(Dataset records)

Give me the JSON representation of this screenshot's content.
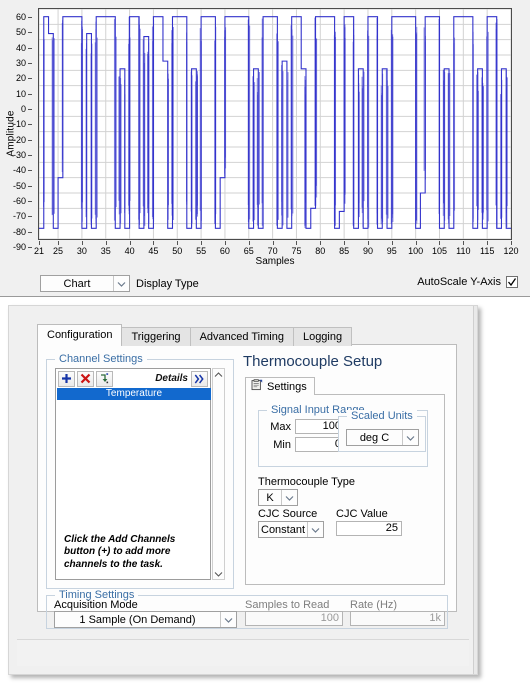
{
  "graph": {
    "ylabel": "Amplitude",
    "xlabel": "Samples",
    "display_type_label": "Display Type",
    "display_type_value": "Chart",
    "autoscale_label": "AutoScale Y-Axis",
    "autoscale_checked": true,
    "trace_color": "#3333cc"
  },
  "chart_data": {
    "type": "line",
    "title": "",
    "xlabel": "Samples",
    "ylabel": "Amplitude",
    "xlim": [
      21,
      120
    ],
    "ylim": [
      -90,
      60
    ],
    "xticks": [
      21,
      25,
      30,
      35,
      40,
      45,
      50,
      55,
      60,
      65,
      70,
      75,
      80,
      85,
      90,
      95,
      100,
      105,
      110,
      115,
      120
    ],
    "yticks": [
      60,
      50,
      40,
      30,
      20,
      10,
      0,
      -10,
      -20,
      -30,
      -40,
      -50,
      -60,
      -70,
      -80,
      -90
    ],
    "grid": true,
    "legend": null,
    "series": [
      {
        "name": "Amplitude",
        "x": [
          21,
          22,
          23,
          24,
          25,
          26,
          27,
          28,
          29,
          30,
          31,
          32,
          33,
          34,
          35,
          36,
          37,
          38,
          39,
          40,
          41,
          42,
          43,
          44,
          45,
          46,
          47,
          48,
          49,
          50,
          51,
          52,
          53,
          54,
          55,
          56,
          57,
          58,
          59,
          60,
          61,
          62,
          63,
          64,
          65,
          66,
          67,
          68,
          69,
          70,
          71,
          72,
          73,
          74,
          75,
          76,
          77,
          78,
          79,
          80,
          81,
          82,
          83,
          84,
          85,
          86,
          87,
          88,
          89,
          90,
          91,
          92,
          93,
          94,
          95,
          96,
          97,
          98,
          99,
          100,
          101,
          102,
          103,
          104,
          105,
          106,
          107,
          108,
          109,
          110,
          111,
          112,
          113,
          114,
          115,
          116,
          117,
          118,
          119,
          120
        ],
        "values": [
          -83,
          55,
          44,
          -83,
          -50,
          55,
          55,
          55,
          55,
          -83,
          44,
          -83,
          55,
          55,
          55,
          55,
          -83,
          21,
          -83,
          55,
          55,
          -83,
          42,
          -83,
          55,
          55,
          26,
          -83,
          55,
          55,
          55,
          -83,
          21,
          -83,
          55,
          55,
          55,
          -83,
          -50,
          55,
          55,
          55,
          55,
          55,
          -83,
          21,
          -83,
          55,
          55,
          55,
          -83,
          26,
          -83,
          55,
          55,
          21,
          -83,
          -70,
          55,
          55,
          55,
          55,
          -83,
          -72,
          55,
          55,
          -83,
          21,
          -83,
          55,
          55,
          -83,
          21,
          -83,
          55,
          55,
          55,
          55,
          55,
          -83,
          -60,
          55,
          55,
          55,
          -83,
          21,
          -83,
          55,
          55,
          55,
          55,
          -83,
          21,
          -83,
          55,
          55,
          -83,
          21,
          -83
        ]
      }
    ]
  },
  "config": {
    "tabs": [
      {
        "label": "Configuration",
        "active": true
      },
      {
        "label": "Triggering",
        "active": false
      },
      {
        "label": "Advanced Timing",
        "active": false
      },
      {
        "label": "Logging",
        "active": false
      }
    ],
    "channel_settings": {
      "group_title": "Channel Settings",
      "toolbar": {
        "add_label": "+",
        "delete_label": "✕",
        "change_label": "change-type",
        "details_label": "Details",
        "expand_label": "»"
      },
      "items": [
        {
          "label": "Temperature",
          "selected": true
        }
      ],
      "hint": "Click the Add Channels button (+) to add more channels to the task."
    },
    "thermocouple": {
      "title": "Thermocouple Setup",
      "settings_tab_label": "Settings",
      "signal_input_range": {
        "group_title": "Signal Input Range",
        "max_label": "Max",
        "max_value": "100",
        "min_label": "Min",
        "min_value": "0"
      },
      "scaled_units": {
        "group_title": "Scaled Units",
        "value": "deg C"
      },
      "tc_type_label": "Thermocouple Type",
      "tc_type_value": "K",
      "cjc_source_label": "CJC Source",
      "cjc_source_value": "Constant",
      "cjc_value_label": "CJC Value",
      "cjc_value": "25"
    },
    "timing_settings": {
      "group_title": "Timing Settings",
      "acquisition_mode_label": "Acquisition Mode",
      "acquisition_mode_value": "1 Sample (On Demand)",
      "samples_to_read_label": "Samples to Read",
      "samples_to_read_value": "100",
      "rate_label": "Rate (Hz)",
      "rate_value": "1k"
    }
  }
}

TASK DETAILS:
Do not include images; quote all of the entries above exactly.

REPLY TO THE EXERCISE:
Give me the JSON representation of this screenshot's content.
{
  "graph": {
    "ylabel": "Amplitude",
    "xlabel": "Samples",
    "display_type_label": "Display Type",
    "display_type_value": "Chart",
    "autoscale_label": "AutoScale Y-Axis",
    "autoscale_checked": true,
    "trace_color": "#3333cc"
  },
  "chart_data": {
    "type": "line",
    "title": "",
    "xlabel": "Samples",
    "ylabel": "Amplitude",
    "xlim": [
      21,
      120
    ],
    "ylim": [
      -90,
      60
    ],
    "xticks": [
      21,
      25,
      30,
      35,
      40,
      45,
      50,
      55,
      60,
      65,
      70,
      75,
      80,
      85,
      90,
      95,
      100,
      105,
      110,
      115,
      120
    ],
    "yticks": [
      60,
      50,
      40,
      30,
      20,
      10,
      0,
      -10,
      -20,
      -30,
      -40,
      -50,
      -60,
      -70,
      -80,
      -90
    ],
    "grid": true,
    "legend": null,
    "series": [
      {
        "name": "Amplitude",
        "x": [
          21,
          22,
          23,
          24,
          25,
          26,
          27,
          28,
          29,
          30,
          31,
          32,
          33,
          34,
          35,
          36,
          37,
          38,
          39,
          40,
          41,
          42,
          43,
          44,
          45,
          46,
          47,
          48,
          49,
          50,
          51,
          52,
          53,
          54,
          55,
          56,
          57,
          58,
          59,
          60,
          61,
          62,
          63,
          64,
          65,
          66,
          67,
          68,
          69,
          70,
          71,
          72,
          73,
          74,
          75,
          76,
          77,
          78,
          79,
          80,
          81,
          82,
          83,
          84,
          85,
          86,
          87,
          88,
          89,
          90,
          91,
          92,
          93,
          94,
          95,
          96,
          97,
          98,
          99,
          100,
          101,
          102,
          103,
          104,
          105,
          106,
          107,
          108,
          109,
          110,
          111,
          112,
          113,
          114,
          115,
          116,
          117,
          118,
          119,
          120
        ],
        "values": [
          -83,
          55,
          44,
          -83,
          -50,
          55,
          55,
          55,
          55,
          -83,
          44,
          -83,
          55,
          55,
          55,
          55,
          -83,
          21,
          -83,
          55,
          55,
          -83,
          42,
          -83,
          55,
          55,
          26,
          -83,
          55,
          55,
          55,
          -83,
          21,
          -83,
          55,
          55,
          55,
          -83,
          -50,
          55,
          55,
          55,
          55,
          55,
          -83,
          21,
          -83,
          55,
          55,
          55,
          -83,
          26,
          -83,
          55,
          55,
          21,
          -83,
          -70,
          55,
          55,
          55,
          55,
          -83,
          -72,
          55,
          55,
          -83,
          21,
          -83,
          55,
          55,
          -83,
          21,
          -83,
          55,
          55,
          55,
          55,
          55,
          -83,
          -60,
          55,
          55,
          55,
          -83,
          21,
          -83,
          55,
          55,
          55,
          55,
          -83,
          21,
          -83,
          55,
          55,
          -83,
          21,
          -83
        ]
      }
    ]
  },
  "config": {
    "tabs": [
      {
        "label": "Configuration",
        "active": true
      },
      {
        "label": "Triggering",
        "active": false
      },
      {
        "label": "Advanced Timing",
        "active": false
      },
      {
        "label": "Logging",
        "active": false
      }
    ],
    "channel_settings": {
      "group_title": "Channel Settings",
      "toolbar": {
        "add_label": "+",
        "delete_label": "✕",
        "change_label": "change-type",
        "details_label": "Details",
        "expand_label": "»"
      },
      "items": [
        {
          "label": "Temperature",
          "selected": true
        }
      ],
      "hint": "Click the Add Channels button (+) to add more channels to the task."
    },
    "thermocouple": {
      "title": "Thermocouple Setup",
      "settings_tab_label": "Settings",
      "signal_input_range": {
        "group_title": "Signal Input Range",
        "max_label": "Max",
        "max_value": "100",
        "min_label": "Min",
        "min_value": "0"
      },
      "scaled_units": {
        "group_title": "Scaled Units",
        "value": "deg C"
      },
      "tc_type_label": "Thermocouple Type",
      "tc_type_value": "K",
      "cjc_source_label": "CJC Source",
      "cjc_source_value": "Constant",
      "cjc_value_label": "CJC Value",
      "cjc_value": "25"
    },
    "timing_settings": {
      "group_title": "Timing Settings",
      "acquisition_mode_label": "Acquisition Mode",
      "acquisition_mode_value": "1 Sample (On Demand)",
      "samples_to_read_label": "Samples to Read",
      "samples_to_read_value": "100",
      "rate_label": "Rate (Hz)",
      "rate_value": "1k"
    }
  }
}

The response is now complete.